▶ _YOUR TASK_
Leave out the images; return the rest of the data exactly.

------ DATA

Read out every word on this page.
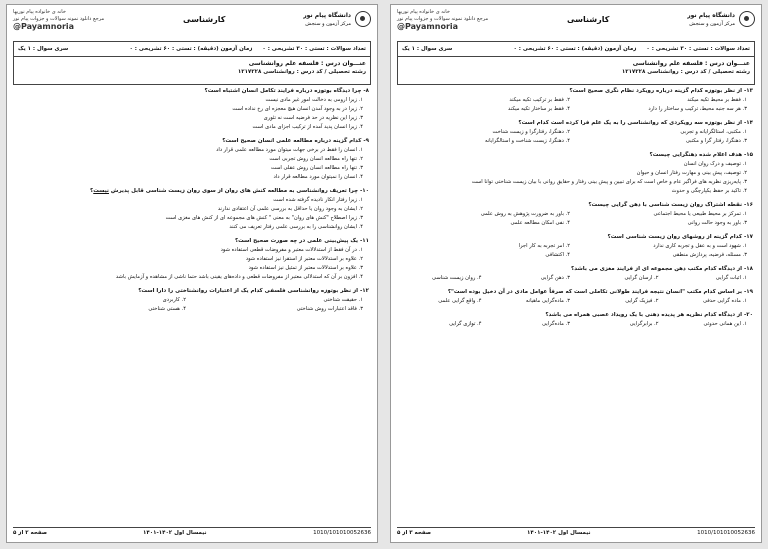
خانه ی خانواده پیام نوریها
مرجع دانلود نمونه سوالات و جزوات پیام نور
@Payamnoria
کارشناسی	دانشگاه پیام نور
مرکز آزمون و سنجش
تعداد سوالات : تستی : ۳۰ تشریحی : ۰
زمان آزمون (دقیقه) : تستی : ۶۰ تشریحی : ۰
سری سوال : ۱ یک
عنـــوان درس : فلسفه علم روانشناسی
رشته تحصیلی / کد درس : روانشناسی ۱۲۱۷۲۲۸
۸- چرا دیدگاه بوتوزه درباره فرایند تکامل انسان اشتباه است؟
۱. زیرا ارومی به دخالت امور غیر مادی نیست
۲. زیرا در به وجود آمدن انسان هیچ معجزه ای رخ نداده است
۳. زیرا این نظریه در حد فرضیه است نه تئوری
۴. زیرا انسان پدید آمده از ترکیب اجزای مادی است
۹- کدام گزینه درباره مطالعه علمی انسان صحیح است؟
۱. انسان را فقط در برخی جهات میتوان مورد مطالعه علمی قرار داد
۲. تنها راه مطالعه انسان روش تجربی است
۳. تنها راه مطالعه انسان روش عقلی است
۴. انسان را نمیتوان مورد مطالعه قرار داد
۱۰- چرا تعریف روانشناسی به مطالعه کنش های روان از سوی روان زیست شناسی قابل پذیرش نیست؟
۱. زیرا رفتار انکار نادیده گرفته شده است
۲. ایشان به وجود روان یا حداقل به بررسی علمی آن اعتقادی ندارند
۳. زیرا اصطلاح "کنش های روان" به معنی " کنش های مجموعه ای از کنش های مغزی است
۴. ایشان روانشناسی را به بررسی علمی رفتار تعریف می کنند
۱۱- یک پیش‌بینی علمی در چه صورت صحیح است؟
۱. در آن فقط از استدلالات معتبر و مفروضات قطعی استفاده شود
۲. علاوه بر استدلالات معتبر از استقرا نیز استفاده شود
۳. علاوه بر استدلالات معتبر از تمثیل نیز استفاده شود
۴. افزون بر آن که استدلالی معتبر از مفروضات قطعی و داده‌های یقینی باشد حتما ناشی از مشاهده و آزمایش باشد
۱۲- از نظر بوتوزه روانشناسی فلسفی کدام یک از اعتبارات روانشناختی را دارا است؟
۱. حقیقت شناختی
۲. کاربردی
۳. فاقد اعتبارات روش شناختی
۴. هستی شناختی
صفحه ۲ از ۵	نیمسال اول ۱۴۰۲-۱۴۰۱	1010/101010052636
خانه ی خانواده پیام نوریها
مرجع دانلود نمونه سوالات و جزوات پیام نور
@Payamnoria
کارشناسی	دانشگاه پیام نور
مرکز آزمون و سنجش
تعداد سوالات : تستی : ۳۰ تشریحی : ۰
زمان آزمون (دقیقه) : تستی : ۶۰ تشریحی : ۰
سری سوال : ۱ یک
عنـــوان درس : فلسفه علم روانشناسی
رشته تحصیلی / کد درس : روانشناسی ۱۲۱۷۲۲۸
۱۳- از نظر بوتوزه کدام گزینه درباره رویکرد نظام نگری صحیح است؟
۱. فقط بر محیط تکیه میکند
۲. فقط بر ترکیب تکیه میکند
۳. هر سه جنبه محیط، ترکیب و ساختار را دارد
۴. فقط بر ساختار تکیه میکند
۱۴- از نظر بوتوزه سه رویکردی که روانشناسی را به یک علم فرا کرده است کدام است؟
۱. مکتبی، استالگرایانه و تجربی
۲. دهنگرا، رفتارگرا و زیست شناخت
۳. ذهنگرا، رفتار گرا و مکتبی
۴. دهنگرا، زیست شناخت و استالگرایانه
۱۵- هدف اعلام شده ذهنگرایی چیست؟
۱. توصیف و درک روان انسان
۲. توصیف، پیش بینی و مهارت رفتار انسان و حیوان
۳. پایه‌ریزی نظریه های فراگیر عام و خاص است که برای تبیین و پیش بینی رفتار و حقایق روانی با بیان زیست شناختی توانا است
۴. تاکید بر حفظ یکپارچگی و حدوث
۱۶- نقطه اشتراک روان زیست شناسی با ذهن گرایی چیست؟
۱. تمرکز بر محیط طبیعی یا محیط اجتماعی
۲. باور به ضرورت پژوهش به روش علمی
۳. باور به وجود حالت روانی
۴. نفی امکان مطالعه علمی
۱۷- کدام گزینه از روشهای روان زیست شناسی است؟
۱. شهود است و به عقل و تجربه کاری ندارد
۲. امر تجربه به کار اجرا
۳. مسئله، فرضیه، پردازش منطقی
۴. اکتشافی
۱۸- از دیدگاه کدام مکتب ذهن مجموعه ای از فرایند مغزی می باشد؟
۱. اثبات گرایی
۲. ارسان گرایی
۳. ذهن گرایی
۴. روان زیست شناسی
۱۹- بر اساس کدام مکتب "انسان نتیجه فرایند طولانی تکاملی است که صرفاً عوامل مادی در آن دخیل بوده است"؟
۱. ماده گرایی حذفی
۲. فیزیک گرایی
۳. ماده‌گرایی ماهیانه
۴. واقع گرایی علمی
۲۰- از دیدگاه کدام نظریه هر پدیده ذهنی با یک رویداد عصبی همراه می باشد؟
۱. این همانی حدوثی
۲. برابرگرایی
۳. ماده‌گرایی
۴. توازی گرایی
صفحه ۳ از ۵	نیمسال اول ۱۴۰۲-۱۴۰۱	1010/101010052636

------------

▶ _CORRECT RESULT_
Read out every word on this page.
خانه ی خانواده پیام نوریها
مرجع دانلود نمونه سوالات و جزوات پیام نور
@Payamnoria
کارشناسی	دانشگاه پیام نور
مرکز آزمون و سنجش
تعداد سوالات : تستی : ۳۰ تشریحی : ۰
زمان آزمون (دقیقه) : تستی : ۶۰ تشریحی : ۰
سری سوال : ۱ یک
عنـــوان درس : فلسفه علم روانشناسی
رشته تحصیلی / کد درس : روانشناسی ۱۲۱۷۲۲۸
۸- چرا دیدگاه بوتوزه درباره فرایند تکامل انسان اشتباه است؟
۱. زیرا ارومی به دخالت امور غیر مادی نیست
۲. زیرا در به وجود آمدن انسان هیچ معجزه ای رخ نداده است
۳. زیرا این نظریه در حد فرضیه است نه تئوری
۴. زیرا انسان پدید آمده از ترکیب اجزای مادی است
۹- کدام گزینه درباره مطالعه علمی انسان صحیح است؟
۱. انسان را فقط در برخی جهات میتوان مورد مطالعه علمی قرار داد
۲. تنها راه مطالعه انسان روش تجربی است
۳. تنها راه مطالعه انسان روش عقلی است
۴. انسان را نمیتوان مورد مطالعه قرار داد
۱۰- چرا تعریف روانشناسی به مطالعه کنش های روان از سوی روان زیست شناسی قابل پذیرش نیست؟
۱. زیرا رفتار انکار نادیده گرفته شده است
۲. ایشان به وجود روان یا حداقل به بررسی علمی آن اعتقادی ندارند
۳. زیرا اصطلاح "کنش های روان" به معنی " کنش های مجموعه ای از کنش های مغزی است
۴. ایشان روانشناسی را به بررسی علمی رفتار تعریف می کنند
۱۱- یک پیش‌بینی علمی در چه صورت صحیح است؟
۱. در آن فقط از استدلالات معتبر و مفروضات قطعی استفاده شود
۲. علاوه بر استدلالات معتبر از استقرا نیز استفاده شود
۳. علاوه بر استدلالات معتبر از تمثیل نیز استفاده شود
۴. افزون بر آن که استدلالی معتبر از مفروضات قطعی و داده‌های یقینی باشد حتما ناشی از مشاهده و آزمایش باشد
۱۲- از نظر بوتوزه روانشناسی فلسفی کدام یک از اعتبارات روانشناختی را دارا است؟
۱. حقیقت شناختی
۲. کاربردی
۳. فاقد اعتبارات روش شناختی
۴. هستی شناختی
صفحه ۲ از ۵	نیمسال اول ۱۴۰۲-۱۴۰۱	1010/101010052636
خانه ی خانواده پیام نوریها
مرجع دانلود نمونه سوالات و جزوات پیام نور
@Payamnoria
کارشناسی	دانشگاه پیام نور
مرکز آزمون و سنجش
تعداد سوالات : تستی : ۳۰ تشریحی : ۰
زمان آزمون (دقیقه) : تستی : ۶۰ تشریحی : ۰
سری سوال : ۱ یک
عنـــوان درس : فلسفه علم روانشناسی
رشته تحصیلی / کد درس : روانشناسی ۱۲۱۷۲۲۸
۱۳- از نظر بوتوزه کدام گزینه درباره رویکرد نظام نگری صحیح است؟
۱. فقط بر محیط تکیه میکند
۲. فقط بر ترکیب تکیه میکند
۳. هر سه جنبه محیط، ترکیب و ساختار را دارد
۴. فقط بر ساختار تکیه میکند
۱۴- از نظر بوتوزه سه رویکردی که روانشناسی را به یک علم فرا کرده است کدام است؟
۱. مکتبی، استالگرایانه و تجربی
۲. دهنگرا، رفتارگرا و زیست شناخت
۳. ذهنگرا، رفتار گرا و مکتبی
۴. دهنگرا، زیست شناخت و استالگرایانه
۱۵- هدف اعلام شده ذهنگرایی چیست؟
۱. توصیف و درک روان انسان
۲. توصیف، پیش بینی و مهارت رفتار انسان و حیوان
۳. پایه‌ریزی نظریه های فراگیر عام و خاص است که برای تبیین و پیش بینی رفتار و حقایق روانی با بیان زیست شناختی توانا است
۴. تاکید بر حفظ یکپارچگی و حدوث
۱۶- نقطه اشتراک روان زیست شناسی با ذهن گرایی چیست؟
۱. تمرکز بر محیط طبیعی یا محیط اجتماعی
۲. باور به ضرورت پژوهش به روش علمی
۳. باور به وجود حالت روانی
۴. نفی امکان مطالعه علمی
۱۷- کدام گزینه از روشهای روان زیست شناسی است؟
۱. شهود است و به عقل و تجربه کاری ندارد
۲. امر تجربه به کار اجرا
۳. مسئله، فرضیه، پردازش منطقی
۴. اکتشافی
۱۸- از دیدگاه کدام مکتب ذهن مجموعه ای از فرایند مغزی می باشد؟
۱. اثبات گرایی
۲. ارسان گرایی
۳. ذهن گرایی
۴. روان زیست شناسی
۱۹- بر اساس کدام مکتب "انسان نتیجه فرایند طولانی تکاملی است که صرفاً عوامل مادی در آن دخیل بوده است"؟
۱. ماده گرایی حذفی
۲. فیزیک گرایی
۳. ماده‌گرایی ماهیانه
۴. واقع گرایی علمی
۲۰- از دیدگاه کدام نظریه هر پدیده ذهنی با یک رویداد عصبی همراه می باشد؟
۱. این همانی حدوثی
۲. برابرگرایی
۳. ماده‌گرایی
۴. توازی گرایی
صفحه ۳ از ۵	نیمسال اول ۱۴۰۲-۱۴۰۱	1010/101010052636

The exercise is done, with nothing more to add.